How many lines in the listing below include the word "this"? Answer with the number and nothing else.

---+---

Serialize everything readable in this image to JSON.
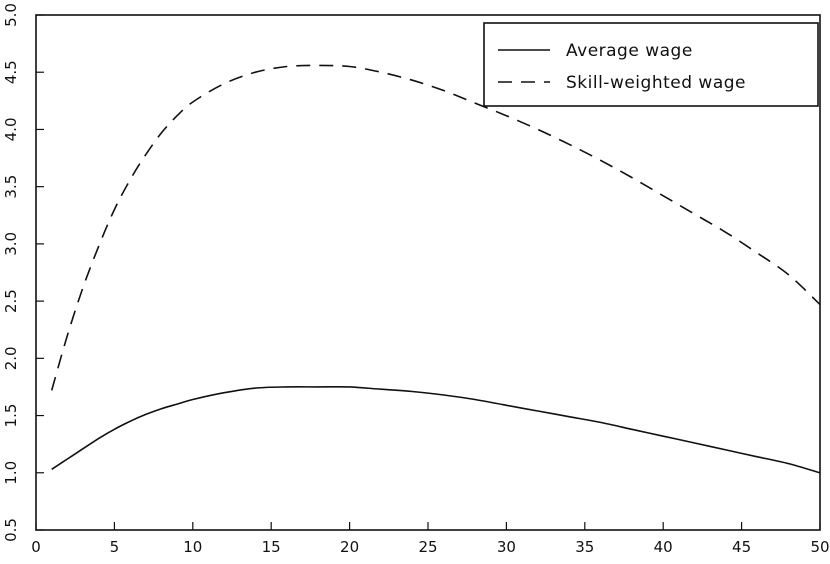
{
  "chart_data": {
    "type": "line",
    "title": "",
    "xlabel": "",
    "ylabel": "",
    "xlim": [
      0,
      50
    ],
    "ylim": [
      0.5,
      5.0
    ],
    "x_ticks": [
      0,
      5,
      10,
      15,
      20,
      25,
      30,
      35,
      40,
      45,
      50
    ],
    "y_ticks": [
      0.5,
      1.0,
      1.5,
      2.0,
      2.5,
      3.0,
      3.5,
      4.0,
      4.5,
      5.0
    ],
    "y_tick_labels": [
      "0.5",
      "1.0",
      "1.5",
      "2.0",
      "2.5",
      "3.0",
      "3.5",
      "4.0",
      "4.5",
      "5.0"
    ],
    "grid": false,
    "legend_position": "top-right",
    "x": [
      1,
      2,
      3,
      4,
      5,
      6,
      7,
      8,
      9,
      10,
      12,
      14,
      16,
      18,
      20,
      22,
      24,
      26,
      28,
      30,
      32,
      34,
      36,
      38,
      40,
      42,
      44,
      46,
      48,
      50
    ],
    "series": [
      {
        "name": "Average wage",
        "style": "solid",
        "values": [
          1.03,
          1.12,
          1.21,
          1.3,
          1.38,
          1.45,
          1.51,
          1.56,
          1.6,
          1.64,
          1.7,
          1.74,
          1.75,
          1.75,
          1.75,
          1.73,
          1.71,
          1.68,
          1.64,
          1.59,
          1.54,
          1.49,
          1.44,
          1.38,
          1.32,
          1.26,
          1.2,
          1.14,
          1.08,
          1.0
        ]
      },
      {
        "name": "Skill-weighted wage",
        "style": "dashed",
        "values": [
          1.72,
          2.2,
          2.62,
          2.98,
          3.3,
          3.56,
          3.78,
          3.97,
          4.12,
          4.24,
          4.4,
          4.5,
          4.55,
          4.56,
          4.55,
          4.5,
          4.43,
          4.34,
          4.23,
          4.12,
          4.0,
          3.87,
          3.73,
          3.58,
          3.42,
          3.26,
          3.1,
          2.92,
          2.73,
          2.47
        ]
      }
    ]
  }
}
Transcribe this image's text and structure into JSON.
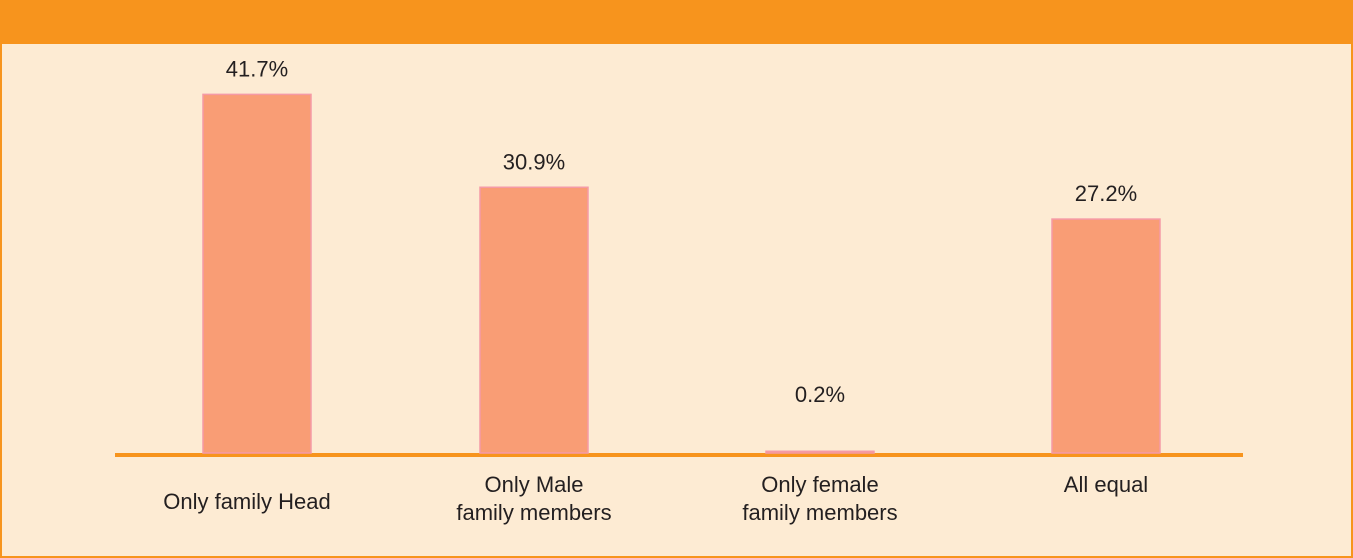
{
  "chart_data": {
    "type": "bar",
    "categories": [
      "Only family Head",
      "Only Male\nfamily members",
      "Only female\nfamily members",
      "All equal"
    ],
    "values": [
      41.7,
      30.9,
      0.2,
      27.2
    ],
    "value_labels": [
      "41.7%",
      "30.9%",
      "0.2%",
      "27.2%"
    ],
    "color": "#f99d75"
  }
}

---+---

◆ Written reply
2